PASSAGE.
---*---

SQL Injection: Detailed concept with examples

Some days ago one of my junior who is a newbie programmer asked me for an interesting thing when I went their dorm. He said that he want to learn SQL Injection. Unfortunately or fortunately SQL injection is not for learning but we need to learn how to prevent SQL Injection as it is a PHP security topic.

SQL Injection” is subset of the “an unverified/unsanitized” user input vulnerability, and the idea is to convince the application to run SQL code that was not intended. If the application is creating SQL strings naively on the fly and then running them, it’s straightforward to create some real surprises.

There have been other papers on SQL injection, including some that are much more detailed, but this one shows the rationale of discovery as much as the process of exploitation.

Case Study:

The login page had a traditional username-and-password form, but also an email-me-mypassword link; the latter proved to be the downfall of the whole system.

When entering an email address, the system presumably looked in the user database for that email address, and mailed something to that address. Since my email address is not found, it wasn’t going to send me anything.

So the first test in any SQL-ish form is to enter a single quote as part of the data: the intention is to see if they construct an SQL string literally without sanitizing. When submitting the form with a quote in the email address, we get a 500 error (server failure), and this suggests that the “broken” input is actually being parsed literally. Bingo.

We speculate that the underlying SQL code looks something like this:

SELECT fieldlist

FROM table

WHERE field = ‘ $EMAIL ‘;

Here, $EMAIL is the address submitted on the form by the user, and the larger query provides the quotation marks that set it off as a literal string. We don’t know the specific names of the fields or table involved, but we do know their nature, and we’ll make some good guesses later.

When we enter bob@example.com’ – note the closing quote mark – this yields constructed SQL:

SELECT fieldlist

FROM table

WHERE field = ‘ bob@example.com’ ‘;

When this is executed, the SQL parser find the extra quote mark and aborts with a syntax error. How this manifests itself to the user depends on the application’s internal error-recovery procedures, but it’s usually different from “email address is unknown”. This error response is a dead giveaway that user input is not being sanitized properly and that the application is ripe for exploitation.

Since the data we’re filling in appears to be in the WHERE clause, let’s change the nature of that clause in an SQL legal way and see what happens. By entering anything’ OR ‘x’=’x , the resulting SQL is:

SELECT fieldlist

FROM table

WHERE field = ‘ anything’ OR ‘x’=’x ‘;

Because the application is not really thinking about the query – merely constructing a string – our use of quotes has turned a single-component WHERE clause into a two-component one, and the ‘x’=’x’ clause is guaranteed to be true no matter what the first clause is (there is a better approach for this “always true” part that we’ll touch on later).

---*---

Extracted data entries:
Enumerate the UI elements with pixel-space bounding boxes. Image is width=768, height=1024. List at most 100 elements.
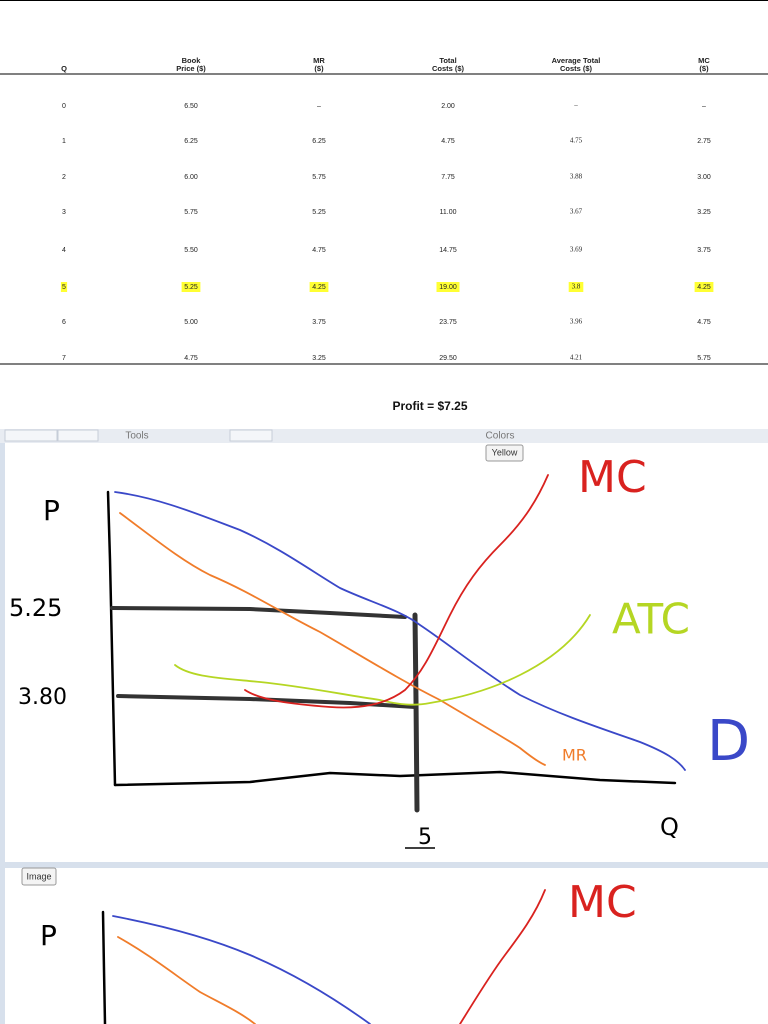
toolbar-button[interactable]: [4, 429, 58, 442]
cell-text: 3.25: [697, 209, 711, 216]
table-cell: 1: [62, 138, 66, 145]
table-cell: 4.21: [570, 354, 583, 362]
toolbar: [0, 429, 768, 443]
quantity-line: [412, 612, 420, 813]
table-cell: –: [702, 103, 706, 110]
tools-label: Tools: [125, 431, 148, 442]
table-cell: 0: [62, 103, 66, 110]
cell-text: 6.25: [312, 138, 326, 145]
price-line: [110, 606, 407, 619]
cell-text: 3.75: [697, 247, 711, 254]
cell-text: 6.25: [184, 138, 198, 145]
price-low-label: 3.80: [18, 685, 67, 710]
toolbar-button[interactable]: [57, 429, 99, 442]
cell-text: 5.00: [184, 319, 198, 326]
cell-text: 5: [62, 284, 66, 291]
table-cell: 5.00: [184, 319, 198, 326]
price-high-label: 5.25: [9, 594, 62, 622]
cell-text: 4.75: [570, 137, 583, 145]
table-cell: 5.75: [184, 209, 198, 216]
table-cell: 3: [62, 209, 66, 216]
separator: [0, 862, 768, 868]
y-axis: [106, 490, 117, 787]
table-cell: 4: [62, 247, 66, 254]
table-cell: 6.25: [312, 138, 326, 145]
cell-text: 3.67: [570, 208, 583, 216]
cell-text: 11.00: [440, 209, 457, 216]
table-cell: 2.00: [441, 103, 455, 110]
table-cell: 29.50: [439, 355, 457, 362]
mr-curve: [119, 512, 546, 766]
table-cell: 4.75: [697, 319, 711, 326]
table-cell: 4.25: [694, 282, 714, 292]
cell-text: 5.25: [184, 284, 198, 291]
cell-text: 4.25: [312, 284, 326, 291]
column-header: ($): [314, 64, 324, 73]
column-header: Book: [182, 56, 202, 65]
cell-text: 6.50: [184, 103, 198, 110]
cell-text: 7.75: [441, 174, 455, 181]
table-cell: 4.75: [312, 247, 326, 254]
mr-label: MR: [562, 746, 587, 765]
highlight: [694, 282, 714, 292]
toolbar-button[interactable]: [229, 429, 273, 442]
column-header: Costs ($): [432, 64, 465, 73]
demand-curve: [114, 491, 686, 771]
cell-text: 2.00: [441, 103, 455, 110]
y-axis: [101, 910, 107, 1024]
cell-text: 0: [62, 103, 66, 110]
table-cell: 3.88: [570, 173, 583, 181]
table-cell: 5.25: [181, 282, 201, 292]
table-cell: 3.67: [570, 208, 583, 216]
table-cell: 3.25: [312, 355, 326, 362]
column-header: Total: [439, 56, 456, 65]
table-cell: 4.75: [570, 137, 583, 145]
table-cell: 4.75: [441, 138, 455, 145]
demand-curve: [112, 915, 371, 1024]
table-cell: 3.96: [570, 318, 583, 326]
cell-text: 4.75: [312, 247, 326, 254]
mr-curve: [117, 936, 256, 1024]
cell-text: 3.25: [312, 355, 326, 362]
column-header: ($): [699, 64, 709, 73]
cell-text: 3.8: [572, 283, 581, 291]
cell-text: 4.25: [697, 284, 711, 291]
image-button[interactable]: [21, 867, 57, 886]
sketch-2: MC P: [40, 877, 637, 1024]
cell-text: 23.75: [439, 319, 457, 326]
cell-text: 4.75: [441, 138, 455, 145]
highlight: [60, 282, 68, 292]
table-cell: 3.75: [697, 247, 711, 254]
mc-curve: [244, 474, 549, 709]
colors-label: Colors: [486, 431, 515, 442]
table-cell: 5.75: [697, 355, 711, 362]
table-cell: 5.75: [312, 174, 326, 181]
p-label: P: [40, 919, 57, 952]
color-button[interactable]: [485, 444, 524, 462]
column-header: Costs ($): [560, 64, 593, 73]
cell-text: 5.75: [697, 355, 711, 362]
table-cell: 2: [62, 174, 66, 181]
table-cell: 7: [62, 355, 66, 362]
image-button-label: Image: [26, 871, 51, 881]
column-header: Average Total: [552, 56, 601, 65]
cell-text: 5.50: [184, 247, 198, 254]
atc-label: ATC: [612, 595, 690, 644]
table-cell: 6.00: [184, 174, 198, 181]
table-cell: 3.25: [697, 209, 711, 216]
table-cell: 6: [62, 319, 66, 326]
p-label: P: [43, 494, 60, 527]
column-header: MR: [313, 56, 325, 65]
profit: Profit = $7.25: [392, 399, 467, 413]
highlight: [568, 282, 584, 292]
column-header: Price ($): [176, 64, 206, 73]
cell-text: 5.25: [312, 209, 326, 216]
table-cell: 5.25: [312, 209, 326, 216]
color-button-label: Yellow: [492, 447, 518, 457]
table-cell: 6.25: [184, 138, 198, 145]
cell-text: 3.96: [570, 318, 583, 326]
cell-text: 3: [62, 209, 66, 216]
cell-text: 1: [62, 138, 66, 145]
highlight: [436, 282, 460, 292]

---*---

TO-DO LIST.
a) Reproduce everything in the SQL injection article from "Some days ago" down to "PHP security topic.".
b) According to the SQL injection article, what error comes back when the form is submitted with a quote in the email address?
Base your work on the SQL injection article alone.

RESPONSES FOR EACH TASK.
a)
Some days ago one of my junior who is a newbie programmer asked me for an interesting thing when I went their dorm. He said that he want to learn SQL Injection. Unfortunately or fortunately SQL injection is not for learning but we need to learn how to prevent SQL Injection as it is a PHP security topic.

b) A 500 error (server failure).